─── THE DATA ───
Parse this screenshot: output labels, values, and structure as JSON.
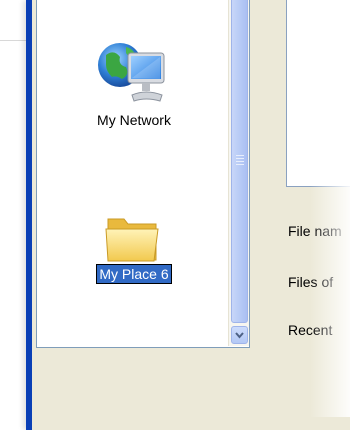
{
  "places": {
    "items": [
      {
        "label": "My Network",
        "icon": "network-globe-computer-icon",
        "selected": false
      },
      {
        "label": "My Place 6",
        "icon": "folder-icon",
        "selected": true
      }
    ]
  },
  "fields": {
    "file_name_label": "File nam",
    "files_of_type_label": "Files of",
    "recent_label": "Recent"
  },
  "colors": {
    "frame_blue": "#0a3fb6",
    "selection": "#316ac5",
    "dialog_bg": "#ece9d8"
  }
}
───
▶ _EXERCISE DESCRIPTION_
Pictures appear in the records above. Output everything except them, exactly.

▶ _ANSWER TO THIS TASK_
Parse this screenshot: output labels, values, and structure as JSON.
{
  "places": {
    "items": [
      {
        "label": "My Network",
        "icon": "network-globe-computer-icon",
        "selected": false
      },
      {
        "label": "My Place 6",
        "icon": "folder-icon",
        "selected": true
      }
    ]
  },
  "fields": {
    "file_name_label": "File nam",
    "files_of_type_label": "Files of",
    "recent_label": "Recent"
  },
  "colors": {
    "frame_blue": "#0a3fb6",
    "selection": "#316ac5",
    "dialog_bg": "#ece9d8"
  }
}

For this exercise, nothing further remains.